Stored records -
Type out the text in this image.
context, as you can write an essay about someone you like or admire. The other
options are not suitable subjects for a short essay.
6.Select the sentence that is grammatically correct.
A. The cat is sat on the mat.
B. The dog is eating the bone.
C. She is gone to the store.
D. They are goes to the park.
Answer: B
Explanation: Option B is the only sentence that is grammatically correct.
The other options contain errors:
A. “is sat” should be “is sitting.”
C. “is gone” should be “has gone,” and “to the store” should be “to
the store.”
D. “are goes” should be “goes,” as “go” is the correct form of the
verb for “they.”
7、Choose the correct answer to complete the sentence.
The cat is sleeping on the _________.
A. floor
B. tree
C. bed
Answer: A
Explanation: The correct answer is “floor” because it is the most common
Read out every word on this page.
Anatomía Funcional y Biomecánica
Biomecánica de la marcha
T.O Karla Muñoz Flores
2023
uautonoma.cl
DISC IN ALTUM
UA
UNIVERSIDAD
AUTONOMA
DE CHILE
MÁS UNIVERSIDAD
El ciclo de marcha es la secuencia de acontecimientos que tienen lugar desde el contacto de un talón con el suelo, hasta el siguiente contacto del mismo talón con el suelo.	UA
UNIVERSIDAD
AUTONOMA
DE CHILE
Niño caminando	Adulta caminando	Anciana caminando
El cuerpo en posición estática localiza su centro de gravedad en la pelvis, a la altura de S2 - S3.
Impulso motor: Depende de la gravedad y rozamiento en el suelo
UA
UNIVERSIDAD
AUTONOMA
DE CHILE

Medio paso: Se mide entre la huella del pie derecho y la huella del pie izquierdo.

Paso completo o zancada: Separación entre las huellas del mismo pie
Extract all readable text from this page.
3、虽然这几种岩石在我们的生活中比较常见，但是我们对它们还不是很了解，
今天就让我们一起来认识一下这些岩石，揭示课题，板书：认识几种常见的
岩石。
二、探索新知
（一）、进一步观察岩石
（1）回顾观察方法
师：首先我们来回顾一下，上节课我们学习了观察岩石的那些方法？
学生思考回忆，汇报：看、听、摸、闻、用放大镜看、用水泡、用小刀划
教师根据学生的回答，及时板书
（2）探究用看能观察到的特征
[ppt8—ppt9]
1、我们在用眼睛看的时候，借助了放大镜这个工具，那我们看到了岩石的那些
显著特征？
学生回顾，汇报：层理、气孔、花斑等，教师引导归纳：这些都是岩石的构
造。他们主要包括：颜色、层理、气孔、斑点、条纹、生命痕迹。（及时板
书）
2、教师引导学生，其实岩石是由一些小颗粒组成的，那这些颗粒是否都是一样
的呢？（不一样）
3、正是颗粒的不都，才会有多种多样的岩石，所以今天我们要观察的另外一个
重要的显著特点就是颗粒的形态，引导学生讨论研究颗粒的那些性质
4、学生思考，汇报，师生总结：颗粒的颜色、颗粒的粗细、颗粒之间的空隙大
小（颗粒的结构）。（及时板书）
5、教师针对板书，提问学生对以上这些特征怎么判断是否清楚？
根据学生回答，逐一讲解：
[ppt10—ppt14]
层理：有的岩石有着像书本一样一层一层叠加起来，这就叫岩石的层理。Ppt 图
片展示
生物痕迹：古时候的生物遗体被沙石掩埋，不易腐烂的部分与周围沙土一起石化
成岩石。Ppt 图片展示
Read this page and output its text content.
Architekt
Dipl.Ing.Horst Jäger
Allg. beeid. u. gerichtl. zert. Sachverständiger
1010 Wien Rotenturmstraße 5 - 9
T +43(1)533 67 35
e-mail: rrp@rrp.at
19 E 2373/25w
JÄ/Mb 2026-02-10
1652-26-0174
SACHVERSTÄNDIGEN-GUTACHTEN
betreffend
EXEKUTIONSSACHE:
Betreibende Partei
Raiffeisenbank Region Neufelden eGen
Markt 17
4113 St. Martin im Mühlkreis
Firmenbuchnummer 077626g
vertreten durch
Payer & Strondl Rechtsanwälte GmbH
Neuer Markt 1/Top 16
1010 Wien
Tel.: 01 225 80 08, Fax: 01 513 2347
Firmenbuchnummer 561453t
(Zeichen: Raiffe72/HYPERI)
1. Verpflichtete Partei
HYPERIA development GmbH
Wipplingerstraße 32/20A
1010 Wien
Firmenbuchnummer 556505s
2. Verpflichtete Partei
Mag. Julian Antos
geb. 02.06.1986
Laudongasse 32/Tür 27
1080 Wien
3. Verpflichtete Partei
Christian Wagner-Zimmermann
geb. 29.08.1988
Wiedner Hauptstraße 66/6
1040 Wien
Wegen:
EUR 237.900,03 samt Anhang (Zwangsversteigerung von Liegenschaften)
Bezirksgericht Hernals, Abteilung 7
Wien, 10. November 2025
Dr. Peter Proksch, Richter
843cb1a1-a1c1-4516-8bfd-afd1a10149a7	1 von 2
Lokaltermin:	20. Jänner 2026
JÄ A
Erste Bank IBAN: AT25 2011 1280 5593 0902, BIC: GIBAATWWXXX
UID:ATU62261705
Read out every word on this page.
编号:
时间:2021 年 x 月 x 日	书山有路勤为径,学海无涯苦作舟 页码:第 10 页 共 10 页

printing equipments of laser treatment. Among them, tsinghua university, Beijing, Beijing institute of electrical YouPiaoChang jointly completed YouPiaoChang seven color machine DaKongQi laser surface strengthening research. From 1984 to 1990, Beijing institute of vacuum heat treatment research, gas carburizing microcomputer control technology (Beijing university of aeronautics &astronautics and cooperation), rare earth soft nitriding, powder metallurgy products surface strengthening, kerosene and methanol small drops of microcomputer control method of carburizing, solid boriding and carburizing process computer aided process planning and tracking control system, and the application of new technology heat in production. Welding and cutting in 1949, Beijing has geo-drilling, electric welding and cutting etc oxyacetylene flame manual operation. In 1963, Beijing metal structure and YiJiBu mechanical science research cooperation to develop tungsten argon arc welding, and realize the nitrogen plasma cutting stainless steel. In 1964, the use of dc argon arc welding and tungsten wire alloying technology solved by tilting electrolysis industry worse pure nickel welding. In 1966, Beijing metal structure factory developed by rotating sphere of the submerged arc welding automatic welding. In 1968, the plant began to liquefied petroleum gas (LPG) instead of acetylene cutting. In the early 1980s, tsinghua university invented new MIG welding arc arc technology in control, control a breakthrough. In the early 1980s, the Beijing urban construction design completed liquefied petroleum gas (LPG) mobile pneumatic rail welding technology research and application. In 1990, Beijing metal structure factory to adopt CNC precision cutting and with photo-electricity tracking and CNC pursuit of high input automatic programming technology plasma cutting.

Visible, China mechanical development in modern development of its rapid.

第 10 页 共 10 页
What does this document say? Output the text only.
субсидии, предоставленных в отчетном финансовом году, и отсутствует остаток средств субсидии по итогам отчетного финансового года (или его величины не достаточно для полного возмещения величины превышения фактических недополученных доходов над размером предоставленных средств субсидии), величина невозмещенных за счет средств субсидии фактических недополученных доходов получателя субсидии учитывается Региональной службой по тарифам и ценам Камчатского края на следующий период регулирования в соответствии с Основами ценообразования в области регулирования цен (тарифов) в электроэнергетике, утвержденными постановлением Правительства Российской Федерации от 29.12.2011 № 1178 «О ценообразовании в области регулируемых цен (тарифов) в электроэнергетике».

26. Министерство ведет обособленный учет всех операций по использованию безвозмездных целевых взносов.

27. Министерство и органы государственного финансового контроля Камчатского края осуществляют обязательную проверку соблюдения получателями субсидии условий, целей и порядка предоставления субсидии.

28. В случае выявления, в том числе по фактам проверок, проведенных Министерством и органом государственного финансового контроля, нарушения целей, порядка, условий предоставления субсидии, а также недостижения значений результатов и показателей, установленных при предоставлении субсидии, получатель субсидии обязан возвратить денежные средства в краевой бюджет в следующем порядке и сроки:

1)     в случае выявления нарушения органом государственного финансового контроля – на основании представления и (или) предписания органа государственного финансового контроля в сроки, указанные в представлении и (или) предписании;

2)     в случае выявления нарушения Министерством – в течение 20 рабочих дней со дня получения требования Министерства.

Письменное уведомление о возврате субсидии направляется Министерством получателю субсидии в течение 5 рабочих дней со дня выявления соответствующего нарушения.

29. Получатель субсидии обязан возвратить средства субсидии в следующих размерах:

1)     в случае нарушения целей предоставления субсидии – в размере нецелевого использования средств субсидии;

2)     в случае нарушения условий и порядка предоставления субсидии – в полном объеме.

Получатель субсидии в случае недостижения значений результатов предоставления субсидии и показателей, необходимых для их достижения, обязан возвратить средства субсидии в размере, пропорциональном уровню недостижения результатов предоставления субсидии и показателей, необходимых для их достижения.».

What is expected -
Pull out every line containing "marcha".

Written solution -
Biomecánica de la marcha
El ciclo de marcha es la secuencia de acontecimientos que tienen lugar desde el contacto de un talón con el suelo, hasta el siguiente contacto del mismo talón con el suelo.	UA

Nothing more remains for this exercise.